#### STATED GOAL
Go through the listing and set it down exactly, leaving out its pictures.

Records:
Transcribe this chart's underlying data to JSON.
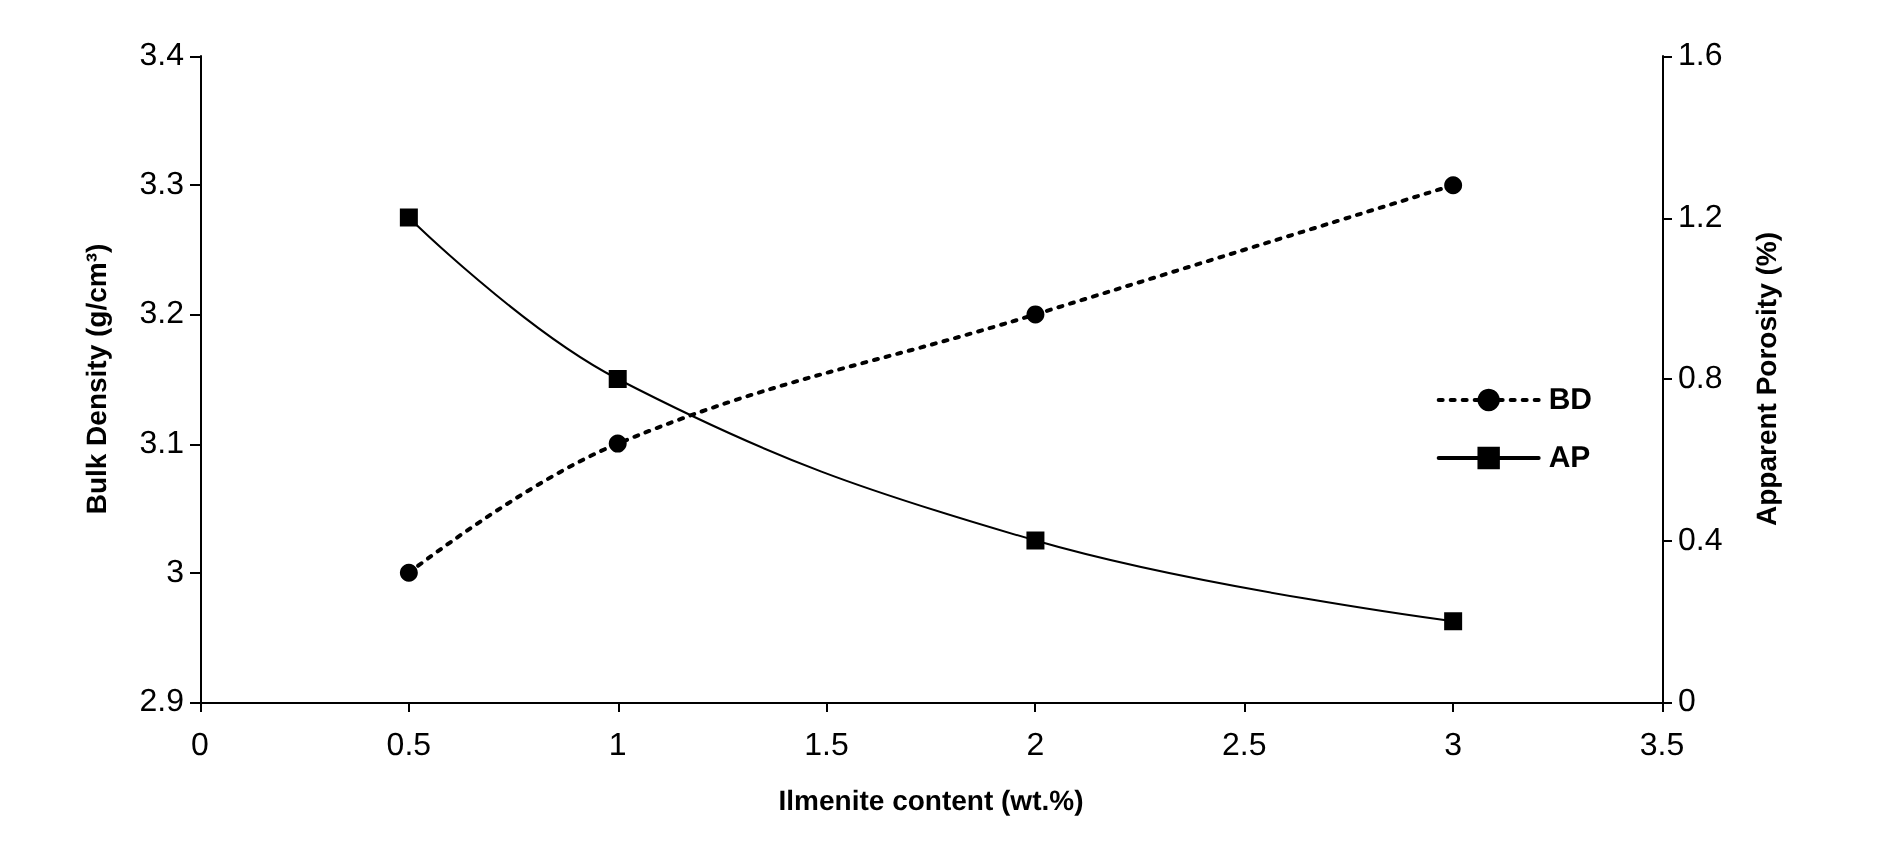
{
  "chart_data": {
    "type": "line",
    "xlabel": "Ilmenite content (wt.%)",
    "ylabel": "Bulk Density (g/cm³)",
    "y2label": "Apparent Porosity (%)",
    "xlim": [
      0,
      3.5
    ],
    "xticks": [
      0,
      0.5,
      1,
      1.5,
      2,
      2.5,
      3,
      3.5
    ],
    "ylim": [
      2.9,
      3.4
    ],
    "yticks": [
      2.9,
      3,
      3.1,
      3.2,
      3.3,
      3.4
    ],
    "y2lim": [
      0,
      1.6
    ],
    "y2ticks": [
      0,
      0.4,
      0.8,
      1.2,
      1.6
    ],
    "grid": false,
    "legend": "right",
    "series": [
      {
        "name": "BD",
        "color": "#000000",
        "x": [
          0.5,
          1,
          2,
          3
        ],
        "values": [
          3.0,
          3.1,
          3.2,
          3.3
        ],
        "marker": "circle",
        "line_style": "dotted"
      },
      {
        "name": "AP",
        "color": "#000000",
        "x": [
          0.5,
          1,
          2,
          3
        ],
        "values": [
          1.2,
          0.8,
          0.4,
          0.2
        ],
        "marker": "square",
        "line_style": "solid",
        "axis": "y2"
      }
    ]
  }
}
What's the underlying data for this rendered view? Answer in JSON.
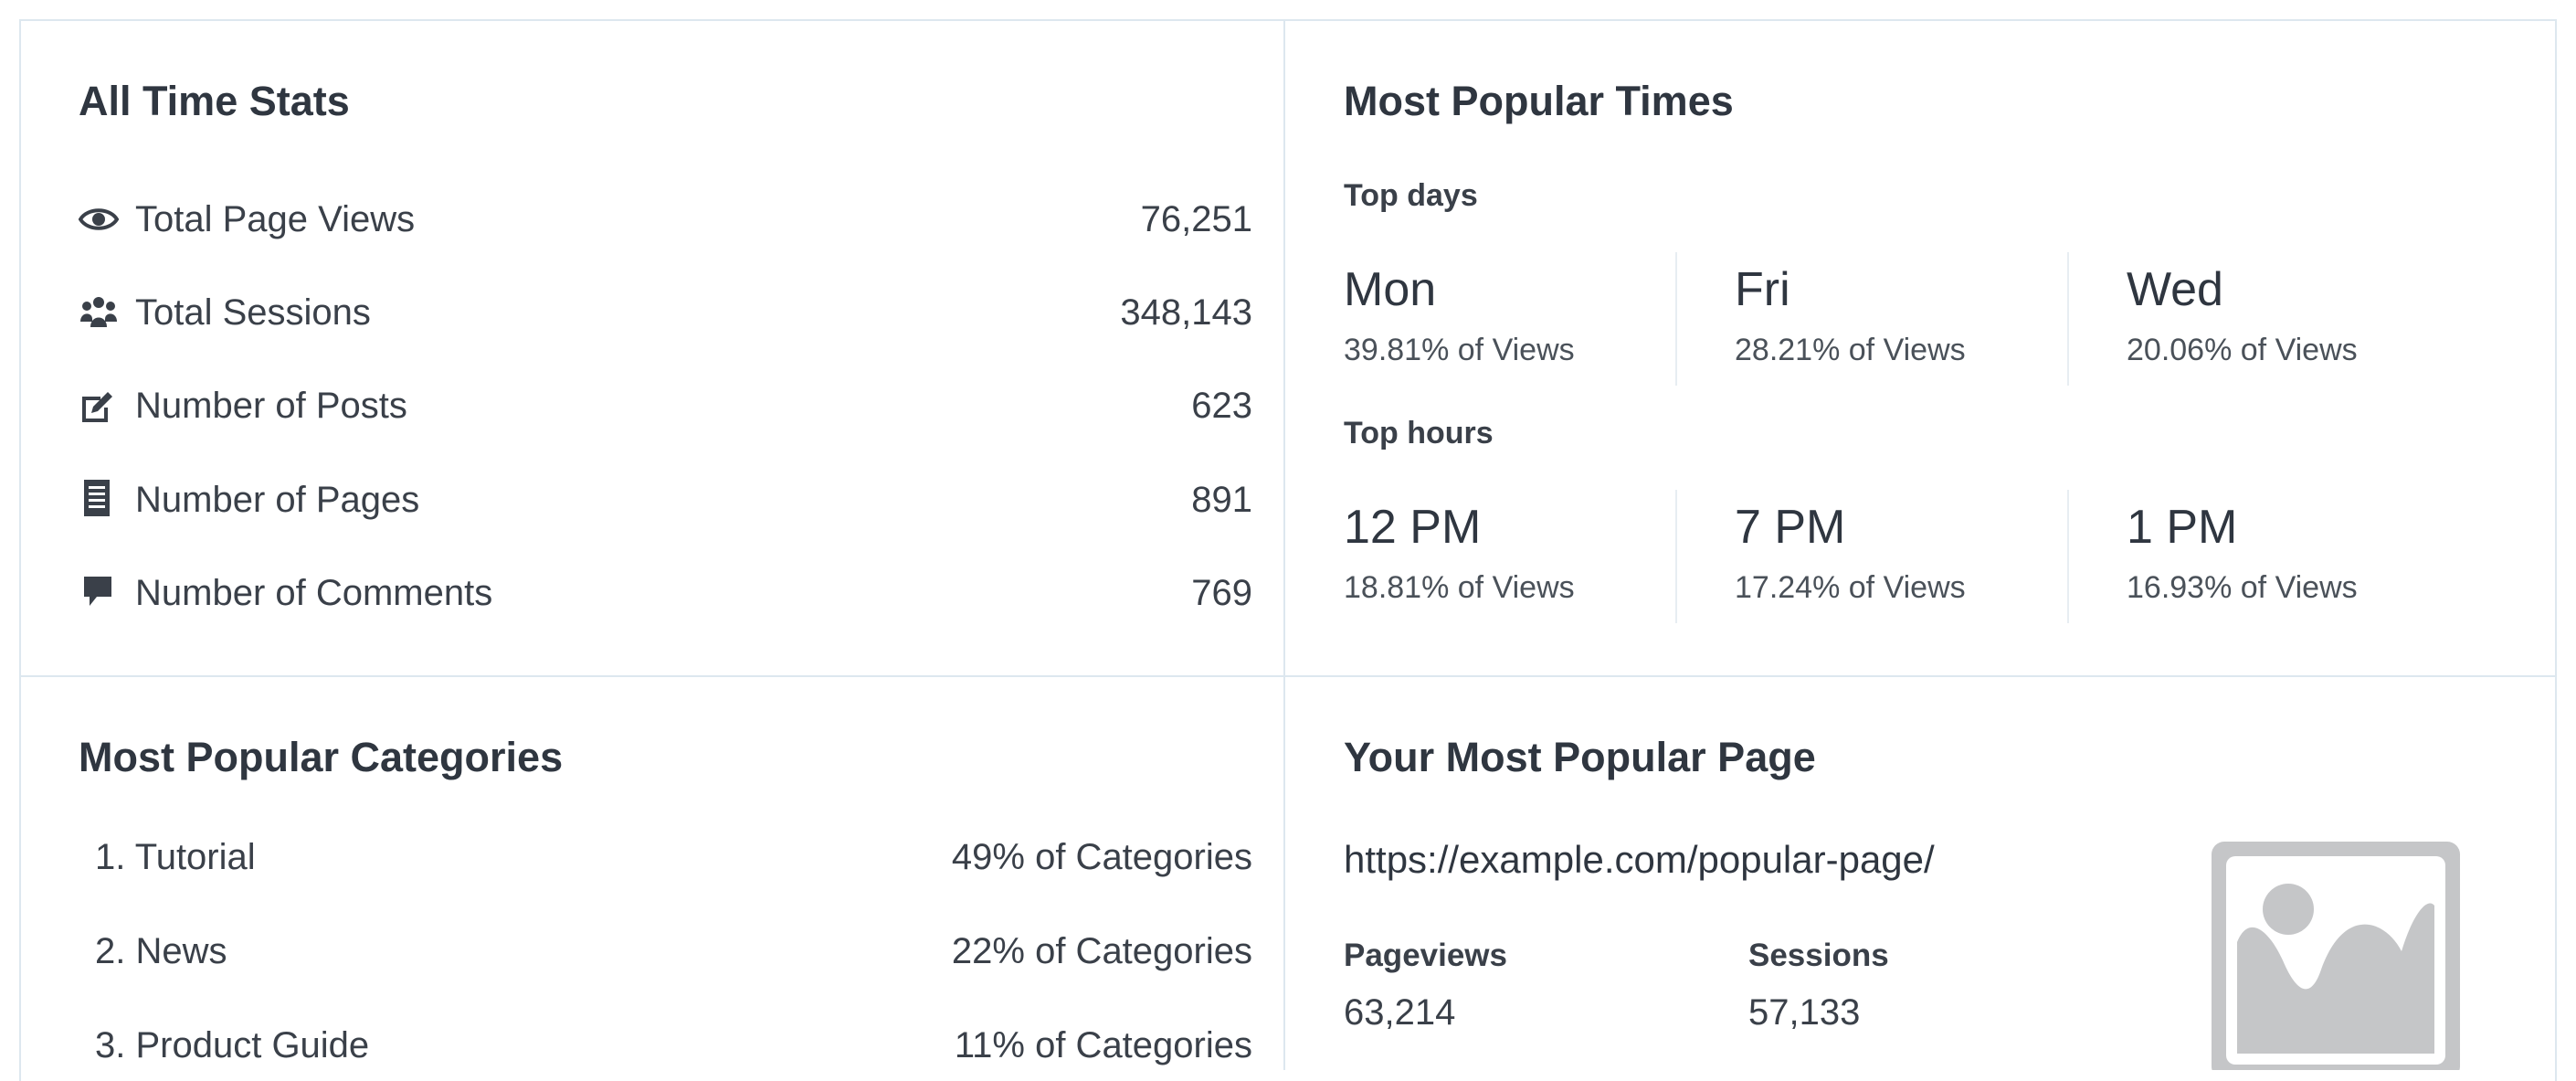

#### TASK OUTPUT
Transcribe this chart's underlying data to JSON.
{
  "chart_data": {
    "type": "line",
    "xlabel": "Ilmenite content (wt.%)",
    "ylabel": "Bulk Density (g/cm³)",
    "y2label": "Apparent Porosity (%)",
    "xlim": [
      0,
      3.5
    ],
    "xticks": [
      0,
      0.5,
      1,
      1.5,
      2,
      2.5,
      3,
      3.5
    ],
    "ylim": [
      2.9,
      3.4
    ],
    "yticks": [
      2.9,
      3,
      3.1,
      3.2,
      3.3,
      3.4
    ],
    "y2lim": [
      0,
      1.6
    ],
    "y2ticks": [
      0,
      0.4,
      0.8,
      1.2,
      1.6
    ],
    "grid": false,
    "legend": "right",
    "series": [
      {
        "name": "BD",
        "color": "#000000",
        "x": [
          0.5,
          1,
          2,
          3
        ],
        "values": [
          3.0,
          3.1,
          3.2,
          3.3
        ],
        "marker": "circle",
        "line_style": "dotted"
      },
      {
        "name": "AP",
        "color": "#000000",
        "x": [
          0.5,
          1,
          2,
          3
        ],
        "values": [
          1.2,
          0.8,
          0.4,
          0.2
        ],
        "marker": "square",
        "line_style": "solid",
        "axis": "y2"
      }
    ]
  }
}
What's the underlying data for this rendered view? Answer in JSON.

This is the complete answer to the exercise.